Aim of the task —
For each line of the data below that holds "value", copy the line.

Material supplied —
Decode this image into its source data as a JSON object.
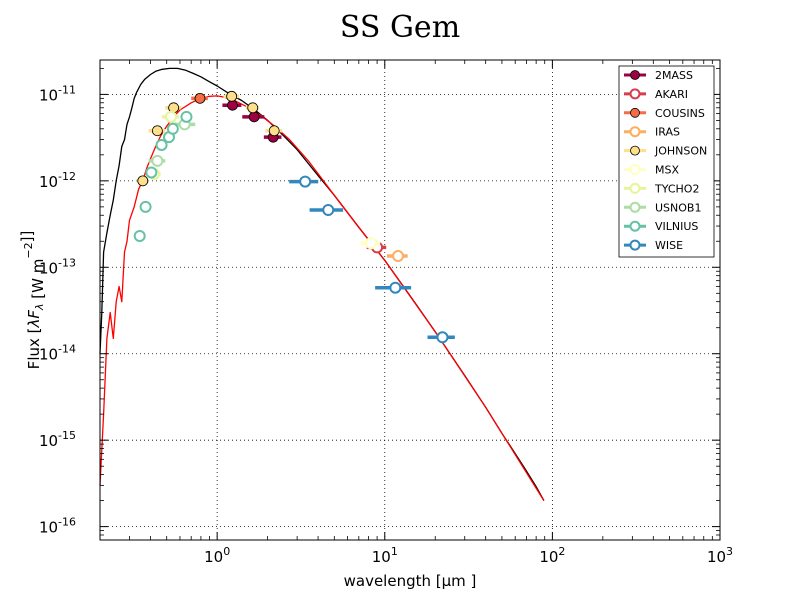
{
  "chart_data": {
    "type": "scatter",
    "title": "SS Gem",
    "xlabel": "wavelength [μm ]",
    "ylabel": "Flux [λF_λ [W  m⁻²]]",
    "xscale": "log",
    "yscale": "log",
    "xlim": [
      0.2,
      1000
    ],
    "ylim": [
      7e-17,
      2.5e-11
    ],
    "grid": true,
    "legend_position": "top-right",
    "x_tick_labels": [
      {
        "value": 1,
        "base": "10",
        "exp": "0"
      },
      {
        "value": 10,
        "base": "10",
        "exp": "1"
      },
      {
        "value": 100,
        "base": "10",
        "exp": "2"
      },
      {
        "value": 1000,
        "base": "10",
        "exp": "3"
      }
    ],
    "y_tick_labels": [
      {
        "value": 1e-11,
        "base": "10",
        "exp": "-11"
      },
      {
        "value": 1e-12,
        "base": "10",
        "exp": "-12"
      },
      {
        "value": 1e-13,
        "base": "10",
        "exp": "-13"
      },
      {
        "value": 1e-14,
        "base": "10",
        "exp": "-14"
      },
      {
        "value": 1e-15,
        "base": "10",
        "exp": "-15"
      },
      {
        "value": 1e-16,
        "base": "10",
        "exp": "-16"
      }
    ],
    "model_curves": [
      {
        "name": "stellar-model-black",
        "color": "#000000",
        "points": [
          [
            0.2,
            1e-14
          ],
          [
            0.205,
            3e-14
          ],
          [
            0.21,
            1.5e-13
          ],
          [
            0.22,
            2.5e-13
          ],
          [
            0.23,
            4e-13
          ],
          [
            0.24,
            6e-13
          ],
          [
            0.25,
            1e-12
          ],
          [
            0.26,
            1.5e-12
          ],
          [
            0.27,
            2.5e-12
          ],
          [
            0.28,
            3e-12
          ],
          [
            0.29,
            4.5e-12
          ],
          [
            0.3,
            5.5e-12
          ],
          [
            0.31,
            7e-12
          ],
          [
            0.32,
            9e-12
          ],
          [
            0.33,
            1.05e-11
          ],
          [
            0.35,
            1.3e-11
          ],
          [
            0.37,
            1.5e-11
          ],
          [
            0.4,
            1.7e-11
          ],
          [
            0.43,
            1.85e-11
          ],
          [
            0.47,
            1.95e-11
          ],
          [
            0.52,
            2e-11
          ],
          [
            0.58,
            2e-11
          ],
          [
            0.65,
            1.9e-11
          ],
          [
            0.72,
            1.75e-11
          ],
          [
            0.8,
            1.6e-11
          ],
          [
            0.9,
            1.4e-11
          ],
          [
            1.0,
            1.25e-11
          ],
          [
            1.2,
            1e-11
          ],
          [
            1.4,
            8.5e-12
          ],
          [
            1.7,
            6.5e-12
          ],
          [
            2.0,
            5e-12
          ],
          [
            2.5,
            3.3e-12
          ],
          [
            3.0,
            2.3e-12
          ],
          [
            4.0,
            1.15e-12
          ],
          [
            5.0,
            6.8e-13
          ],
          [
            7.0,
            2.9e-13
          ],
          [
            10,
            1.2e-13
          ],
          [
            15,
            4e-14
          ],
          [
            20,
            1.8e-14
          ],
          [
            30,
            5.6e-15
          ],
          [
            40,
            2.4e-15
          ],
          [
            50,
            1.2e-15
          ],
          [
            60,
            7e-16
          ],
          [
            70,
            4.4e-16
          ],
          [
            80,
            2.9e-16
          ],
          [
            89,
            2e-16
          ]
        ]
      },
      {
        "name": "reddened-model-red",
        "color": "#ff0000",
        "points": [
          [
            0.2,
            3e-16
          ],
          [
            0.21,
            2e-15
          ],
          [
            0.22,
            1.5e-14
          ],
          [
            0.23,
            3e-14
          ],
          [
            0.24,
            1.5e-14
          ],
          [
            0.25,
            4e-14
          ],
          [
            0.26,
            6e-14
          ],
          [
            0.27,
            4e-14
          ],
          [
            0.28,
            1.5e-13
          ],
          [
            0.29,
            2e-13
          ],
          [
            0.3,
            3.5e-13
          ],
          [
            0.32,
            5e-13
          ],
          [
            0.34,
            8e-13
          ],
          [
            0.36,
            1e-12
          ],
          [
            0.38,
            1.4e-12
          ],
          [
            0.4,
            1.8e-12
          ],
          [
            0.43,
            2.5e-12
          ],
          [
            0.46,
            3.3e-12
          ],
          [
            0.5,
            4.3e-12
          ],
          [
            0.55,
            5.5e-12
          ],
          [
            0.6,
            6.6e-12
          ],
          [
            0.7,
            8e-12
          ],
          [
            0.8,
            9e-12
          ],
          [
            0.9,
            9.5e-12
          ],
          [
            1.0,
            9.6e-12
          ],
          [
            1.1,
            9.3e-12
          ],
          [
            1.3,
            8.3e-12
          ],
          [
            1.5,
            7.2e-12
          ],
          [
            1.8,
            5.8e-12
          ],
          [
            2.2,
            4.3e-12
          ],
          [
            2.7,
            3e-12
          ],
          [
            3.5,
            1.7e-12
          ],
          [
            5.0,
            6.8e-13
          ],
          [
            7.0,
            2.9e-13
          ],
          [
            10,
            1.2e-13
          ],
          [
            20,
            1.8e-14
          ],
          [
            40,
            2.4e-15
          ],
          [
            89,
            2e-16
          ]
        ]
      }
    ],
    "series": [
      {
        "name": "2MASS",
        "color": "#9e0142",
        "filled": true,
        "points": [
          [
            1.235,
            7.5e-12,
            0.16
          ],
          [
            1.662,
            5.5e-12,
            0.25
          ],
          [
            2.159,
            3.2e-12,
            0.26
          ]
        ]
      },
      {
        "name": "AKARI",
        "color": "#d53e4f",
        "filled": false,
        "points": [
          [
            9.0,
            1.7e-13,
            1.2
          ]
        ]
      },
      {
        "name": "COUSINS",
        "color": "#f46d43",
        "filled": true,
        "points": [
          [
            0.79,
            9e-12,
            0.09
          ]
        ]
      },
      {
        "name": "IRAS",
        "color": "#fdae61",
        "filled": false,
        "points": [
          [
            12.0,
            1.35e-13,
            1.7
          ]
        ]
      },
      {
        "name": "JOHNSON",
        "color": "#fee08b",
        "filled": true,
        "points": [
          [
            0.36,
            1e-12,
            0.03
          ],
          [
            0.44,
            3.8e-12,
            0.05
          ],
          [
            0.55,
            7e-12,
            0.06
          ],
          [
            1.22,
            9.5e-12,
            0.13
          ],
          [
            1.63,
            7e-12,
            0.15
          ],
          [
            2.19,
            3.8e-12,
            0.25
          ]
        ]
      },
      {
        "name": "MSX",
        "color": "#ffffbf",
        "filled": false,
        "points": [
          [
            8.28,
            1.9e-13,
            1.1
          ]
        ]
      },
      {
        "name": "TYCHO2",
        "color": "#e6f598",
        "filled": false,
        "points": [
          [
            0.42,
            1.2e-12,
            0.04
          ],
          [
            0.53,
            5.5e-12,
            0.06
          ]
        ]
      },
      {
        "name": "USNOB1",
        "color": "#abdda4",
        "filled": false,
        "points": [
          [
            0.44,
            1.7e-12,
            0.05
          ],
          [
            0.64,
            4.5e-12,
            0.1
          ]
        ]
      },
      {
        "name": "VILNIUS",
        "color": "#66c2a5",
        "filled": false,
        "points": [
          [
            0.345,
            2.3e-13,
            0.02
          ],
          [
            0.374,
            5e-13,
            0.02
          ],
          [
            0.405,
            1.25e-12,
            0.02
          ],
          [
            0.466,
            2.6e-12,
            0.03
          ],
          [
            0.516,
            3.2e-12,
            0.03
          ],
          [
            0.544,
            4e-12,
            0.03
          ],
          [
            0.656,
            5.5e-12,
            0.04
          ]
        ]
      },
      {
        "name": "WISE",
        "color": "#3288bd",
        "filled": false,
        "points": [
          [
            3.35,
            9.8e-13,
            0.66
          ],
          [
            4.6,
            4.6e-13,
            1.04
          ],
          [
            11.56,
            5.8e-14,
            2.8
          ],
          [
            22.09,
            1.55e-14,
            4.1
          ]
        ]
      }
    ],
    "legend_extra_colors": {
      "WISE_marker": "#5e4fa2",
      "VILNIUS_marker": "#3288bd"
    }
  }
}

Exercise answer —
        "value": 1,
        "value": 10,
        "value": 100,
        "value": 1000,
        "value": 1e-11,
        "value": 1e-12,
        "value": 1e-13,
        "value": 1e-14,
        "value": 1e-15,
        "value": 1e-16,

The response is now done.